■ **PROBLEM STATEMENT**:
Leave out the pictures and copy every record exactly.

■ **RECORDS FOR PROCESSING**:
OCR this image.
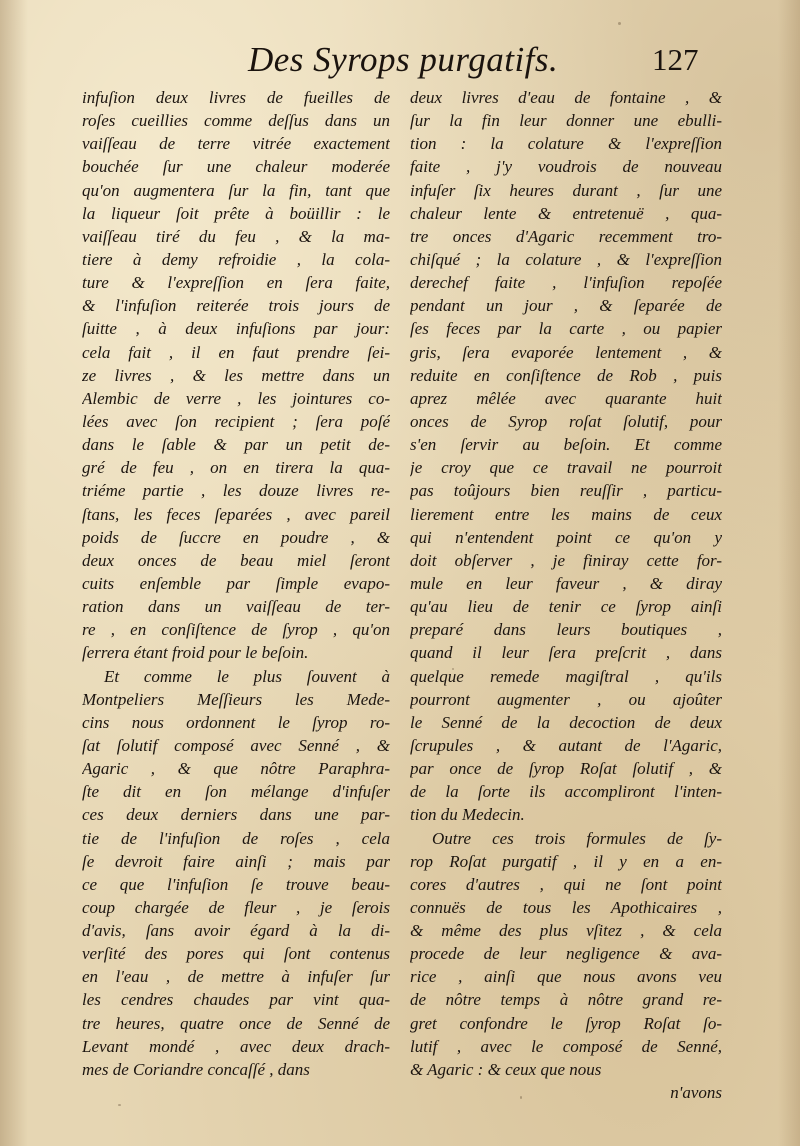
Des Syrops purgatifs.	127
infuſion deux livres de fueilles de
roſes cueillies comme deſſus dans un
vaiſſeau de terre vitrée exactement
bouchée ſur une chaleur moderée
qu'on augmentera ſur la fin, tant que
la liqueur ſoit prête à boüillir : le
vaiſſeau tiré du feu , & la ma-
tiere à demy refroidie , la cola-
ture & l'expreſſion en ſera faite,
& l'infuſion reiterée trois jours de
ſuitte , à deux infuſions par jour:
cela fait , il en faut prendre ſei-
ze livres , & les mettre dans un
Alembic de verre , les jointures co-
lées avec ſon recipient ; ſera poſé
dans le ſable & par un petit de-
gré de feu , on en tirera la qua-
triéme partie , les douze livres re-
ſtans, les feces ſeparées , avec pareil
poids de ſuccre en poudre , &
deux onces de beau miel ſeront
cuits enſemble par ſimple evapo-
ration dans un vaiſſeau de ter-
re , en conſiſtence de ſyrop , qu'on
ſerrera étant froid pour le beſoin.
Et comme le plus ſouvent à
Montpeliers Meſſieurs les Mede-
cins nous ordonnent le ſyrop ro-
ſat ſolutif composé avec Senné , &
Agaric , & que nôtre Paraphra-
ſte dit en ſon mélange d'infuſer
ces deux derniers dans une par-
tie de l'infuſion de roſes , cela
ſe devroit faire ainſi ; mais par
ce que l'infuſion ſe trouve beau-
coup chargée de fleur , je ſerois
d'avis, ſans avoir égard à la di-
verſité des pores qui ſont contenus
en l'eau , de mettre à infuſer ſur
les cendres chaudes par vint qua-
tre heures, quatre once de Senné de
Levant mondé , avec deux drach-
mes de Coriandre concaſſé , dans
deux livres d'eau de fontaine , &
ſur la fin leur donner une ebulli-
tion : la colature & l'expreſſion
faite , j'y voudrois de nouveau
infuſer ſix heures durant , ſur une
chaleur lente & entretenuë , qua-
tre onces d'Agaric recemment tro-
chiſqué ; la colature , & l'expreſſion
derechef faite , l'infuſion repoſée
pendant un jour , & ſeparée de
ſes feces par la carte , ou papier
gris, ſera evaporée lentement , &
reduite en conſiſtence de Rob , puis
aprez mêlée avec quarante huit
onces de Syrop roſat ſolutif, pour
s'en ſervir au beſoin. Et comme
je croy que ce travail ne pourroit
pas toûjours bien reuſſir , particu-
lierement entre les mains de ceux
qui n'entendent point ce qu'on y
doit obſerver , je finiray cette for-
mule en leur faveur , & diray
qu'au lieu de tenir ce ſyrop ainſi
preparé dans leurs boutiques ,
quand il leur ſera preſcrit , dans
quelque remede magiſtral , qu'ils
pourront augmenter , ou ajoûter
le Senné de la decoction de deux
ſcrupules , & autant de l'Agaric,
par once de ſyrop Roſat ſolutif , &
de la ſorte ils accompliront l'inten-
tion du Medecin.
Outre ces trois formules de ſy-
rop Roſat purgatif , il y en a en-
cores d'autres , qui ne ſont point
connuës de tous les Apothicaires ,
& même des plus vſitez , & cela
procede de leur negligence & ava-
rice , ainſi que nous avons veu
de nôtre temps à nôtre grand re-
gret confondre le ſyrop Roſat ſo-
lutif , avec le composé de Senné,
& Agaric : & ceux que nous
n'avons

■ **FINAL ANSWER**:
OCR this image.
Des Syrops purgatifs.	127
infuſion deux livres de fueilles de
roſes cueillies comme deſſus dans un
vaiſſeau de terre vitrée exactement
bouchée ſur une chaleur moderée
qu'on augmentera ſur la fin, tant que
la liqueur ſoit prête à boüillir : le
vaiſſeau tiré du feu , & la ma-
tiere à demy refroidie , la cola-
ture & l'expreſſion en ſera faite,
& l'infuſion reiterée trois jours de
ſuitte , à deux infuſions par jour:
cela fait , il en faut prendre ſei-
ze livres , & les mettre dans un
Alembic de verre , les jointures co-
lées avec ſon recipient ; ſera poſé
dans le ſable & par un petit de-
gré de feu , on en tirera la qua-
triéme partie , les douze livres re-
ſtans, les feces ſeparées , avec pareil
poids de ſuccre en poudre , &
deux onces de beau miel ſeront
cuits enſemble par ſimple evapo-
ration dans un vaiſſeau de ter-
re , en conſiſtence de ſyrop , qu'on
ſerrera étant froid pour le beſoin.
Et comme le plus ſouvent à
Montpeliers Meſſieurs les Mede-
cins nous ordonnent le ſyrop ro-
ſat ſolutif composé avec Senné , &
Agaric , & que nôtre Paraphra-
ſte dit en ſon mélange d'infuſer
ces deux derniers dans une par-
tie de l'infuſion de roſes , cela
ſe devroit faire ainſi ; mais par
ce que l'infuſion ſe trouve beau-
coup chargée de fleur , je ſerois
d'avis, ſans avoir égard à la di-
verſité des pores qui ſont contenus
en l'eau , de mettre à infuſer ſur
les cendres chaudes par vint qua-
tre heures, quatre once de Senné de
Levant mondé , avec deux drach-
mes de Coriandre concaſſé , dans
deux livres d'eau de fontaine , &
ſur la fin leur donner une ebulli-
tion : la colature & l'expreſſion
faite , j'y voudrois de nouveau
infuſer ſix heures durant , ſur une
chaleur lente & entretenuë , qua-
tre onces d'Agaric recemment tro-
chiſqué ; la colature , & l'expreſſion
derechef faite , l'infuſion repoſée
pendant un jour , & ſeparée de
ſes feces par la carte , ou papier
gris, ſera evaporée lentement , &
reduite en conſiſtence de Rob , puis
aprez mêlée avec quarante huit
onces de Syrop roſat ſolutif, pour
s'en ſervir au beſoin. Et comme
je croy que ce travail ne pourroit
pas toûjours bien reuſſir , particu-
lierement entre les mains de ceux
qui n'entendent point ce qu'on y
doit obſerver , je finiray cette for-
mule en leur faveur , & diray
qu'au lieu de tenir ce ſyrop ainſi
preparé dans leurs boutiques ,
quand il leur ſera preſcrit , dans
quelque remede magiſtral , qu'ils
pourront augmenter , ou ajoûter
le Senné de la decoction de deux
ſcrupules , & autant de l'Agaric,
par once de ſyrop Roſat ſolutif , &
de la ſorte ils accompliront l'inten-
tion du Medecin.
Outre ces trois formules de ſy-
rop Roſat purgatif , il y en a en-
cores d'autres , qui ne ſont point
connuës de tous les Apothicaires ,
& même des plus vſitez , & cela
procede de leur negligence & ava-
rice , ainſi que nous avons veu
de nôtre temps à nôtre grand re-
gret confondre le ſyrop Roſat ſo-
lutif , avec le composé de Senné,
& Agaric : & ceux que nous
n'avons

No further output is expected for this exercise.